(Supplied material)
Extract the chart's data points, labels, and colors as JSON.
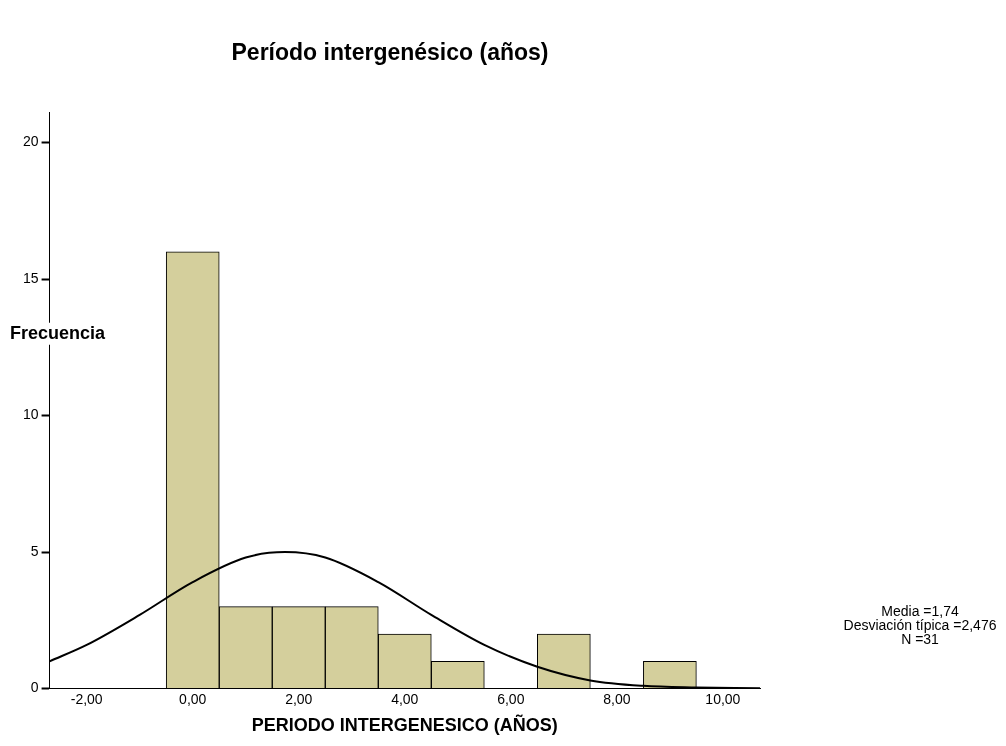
{
  "chart_data": {
    "type": "histogram",
    "title": "Período intergenésico (años)",
    "xlabel": "PERIODO INTERGENESICO (AÑOS)",
    "ylabel": "Frecuencia",
    "bins": [
      -0.5,
      0.5,
      1.5,
      2.5,
      3.5,
      4.5,
      5.5,
      6.5,
      7.5,
      8.5,
      9.5
    ],
    "values": [
      16,
      3,
      3,
      3,
      2,
      1,
      0,
      2,
      0,
      1
    ],
    "color": "#d4cf9c",
    "series": [
      {
        "type": "line",
        "color": "#000000",
        "x": [
          -2.7,
          -2,
          -1,
          0,
          1,
          1.74,
          2.5,
          3.5,
          4.5,
          5.5,
          6.5,
          7.5,
          8.5,
          9.5,
          10.7
        ],
        "values": [
          1.0,
          1.6,
          2.7,
          3.9,
          4.8,
          5.0,
          4.8,
          3.9,
          2.7,
          1.6,
          0.8,
          0.3,
          0.1,
          0.04,
          0.01
        ]
      }
    ],
    "xlim": [
      -2.7,
      10.7
    ],
    "xticks": [
      {
        "value": -2,
        "label": "-2,00"
      },
      {
        "value": 0,
        "label": "0,00"
      },
      {
        "value": 2,
        "label": "2,00"
      },
      {
        "value": 4,
        "label": "4,00"
      },
      {
        "value": 6,
        "label": "6,00"
      },
      {
        "value": 8,
        "label": "8,00"
      },
      {
        "value": 10,
        "label": "10,00"
      }
    ],
    "ylim": [
      0,
      21.1
    ],
    "yticks": [
      0,
      5,
      10,
      15,
      20
    ],
    "grid": false,
    "legend": false,
    "marker": "none",
    "annotations": [
      "Media =1,74",
      "Desviación típica =2,476",
      "N =31"
    ]
  }
}
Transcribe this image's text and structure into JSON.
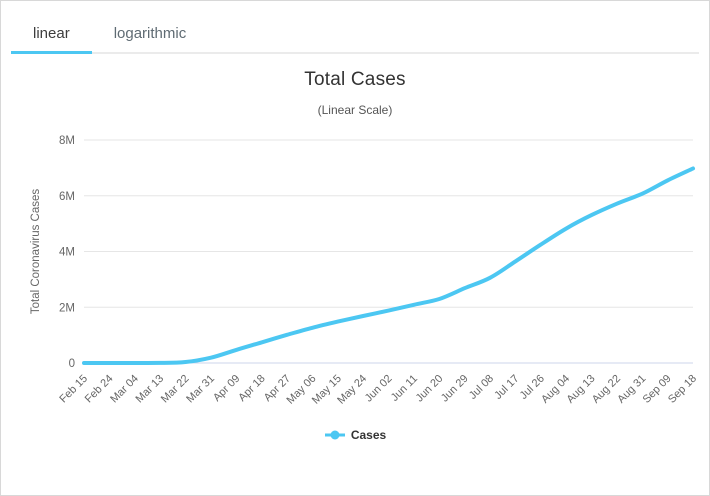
{
  "tabs": {
    "linear": {
      "label": "linear",
      "active": true
    },
    "logarithmic": {
      "label": "logarithmic",
      "active": false
    }
  },
  "colors": {
    "accent": "#4cc7f2",
    "grid_line": "#e6e6e6",
    "axis_line": "#ccd6eb",
    "axis_label": "#666666",
    "title_text": "#333333"
  },
  "chart_data": {
    "type": "line",
    "title": "Total Cases",
    "subtitle": "(Linear Scale)",
    "xlabel": "",
    "ylabel": "Total Coronavirus Cases",
    "ylim": [
      0,
      8000000
    ],
    "grid": true,
    "legend_position": "bottom",
    "yticks": {
      "values": [
        0,
        2000000,
        4000000,
        6000000,
        8000000
      ],
      "labels": [
        "0",
        "2M",
        "4M",
        "6M",
        "8M"
      ]
    },
    "categories": [
      "Feb 15",
      "Feb 24",
      "Mar 04",
      "Mar 13",
      "Mar 22",
      "Mar 31",
      "Apr 09",
      "Apr 18",
      "Apr 27",
      "May 06",
      "May 15",
      "May 24",
      "Jun 02",
      "Jun 11",
      "Jun 20",
      "Jun 29",
      "Jul 08",
      "Jul 17",
      "Jul 26",
      "Aug 04",
      "Aug 13",
      "Aug 22",
      "Aug 31",
      "Sep 09",
      "Sep 18"
    ],
    "series": [
      {
        "name": "Cases",
        "color": "#4cc7f2",
        "values": [
          15,
          53,
          160,
          2500,
          35000,
          190000,
          470000,
          740000,
          1010000,
          1263000,
          1484000,
          1686000,
          1881000,
          2089000,
          2297000,
          2682000,
          3055000,
          3644000,
          4248000,
          4823000,
          5306000,
          5715000,
          6075000,
          6549000,
          6979000
        ]
      }
    ]
  }
}
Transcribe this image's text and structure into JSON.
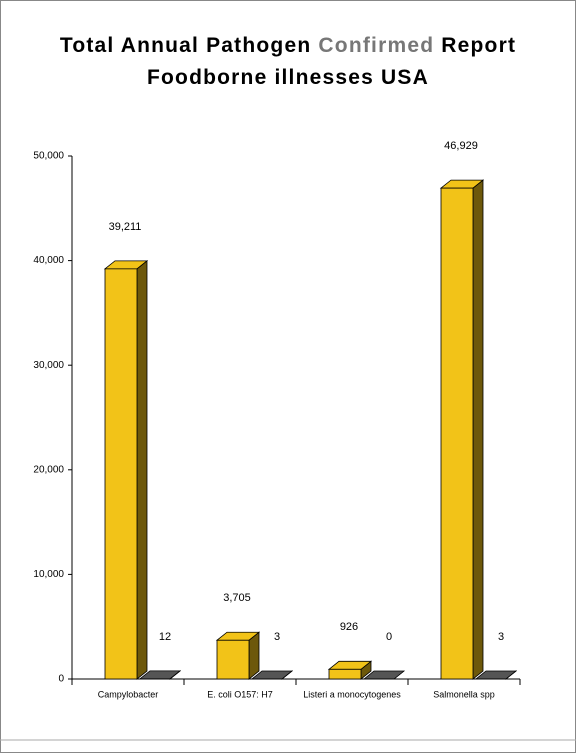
{
  "chart_data": {
    "type": "bar3d",
    "title_parts": [
      "Total Annual Pathogen",
      "Confirmed",
      "Report"
    ],
    "subtitle": "Foodborne illnesses USA",
    "categories": [
      "Campylobacter",
      "E. coli O157: H7",
      "Listeri a monocytogenes",
      "Salmonella spp"
    ],
    "series": [
      {
        "color": "#f2c318",
        "values": [
          39211,
          3705,
          926,
          46929
        ],
        "value_labels": [
          "39,211",
          "3,705",
          "926",
          "46,929"
        ]
      },
      {
        "color": "#555555",
        "values": [
          12,
          3,
          0,
          3
        ]
      }
    ],
    "ylim": [
      0,
      50000
    ],
    "yticks": [
      0,
      {
        "value": 10000,
        "label": "10,000"
      },
      {
        "value": 20000,
        "label": "20,000"
      },
      {
        "value": 30000,
        "label": "30,000"
      },
      {
        "value": 40000,
        "label": "40,000"
      },
      {
        "value": 50000,
        "label": "50,000"
      }
    ]
  }
}
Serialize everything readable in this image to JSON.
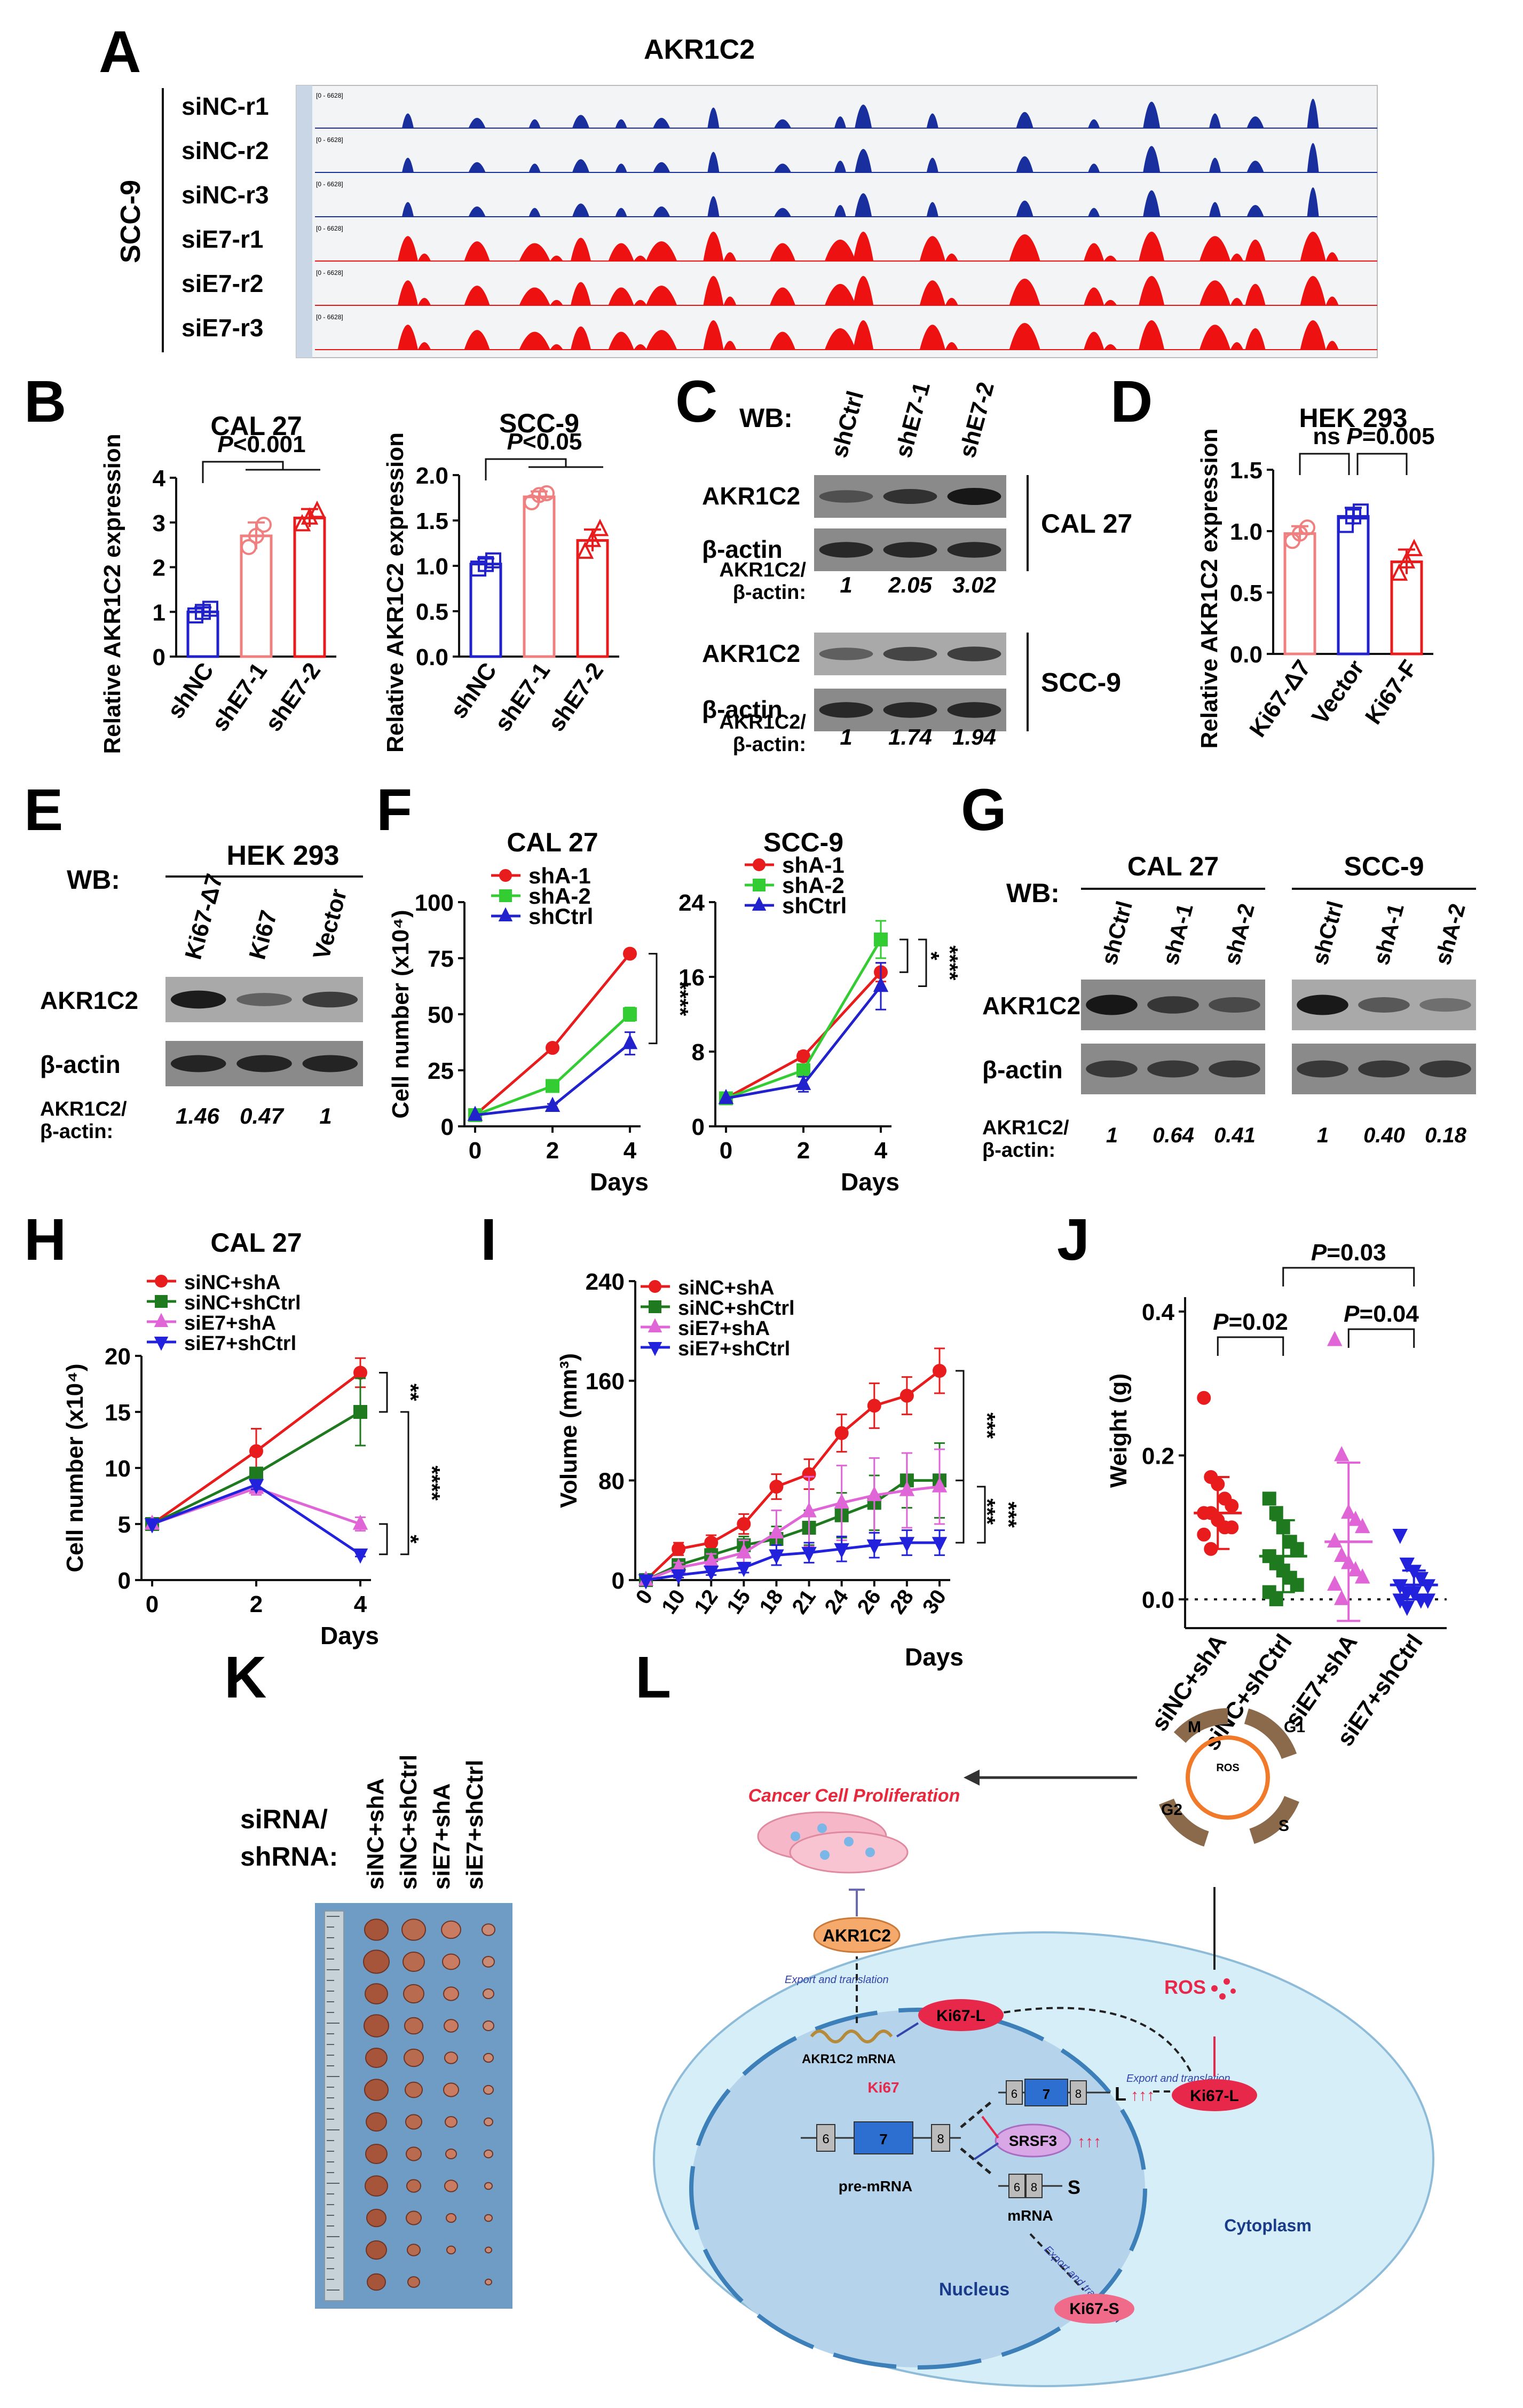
(End Supplied material)
Work order: Wherever a line in the entries above holds "ylabel", copy that line.

Written response:
    "ylabel": "Frecuencia",
    "ylabel": "Total Coronavirus Cases",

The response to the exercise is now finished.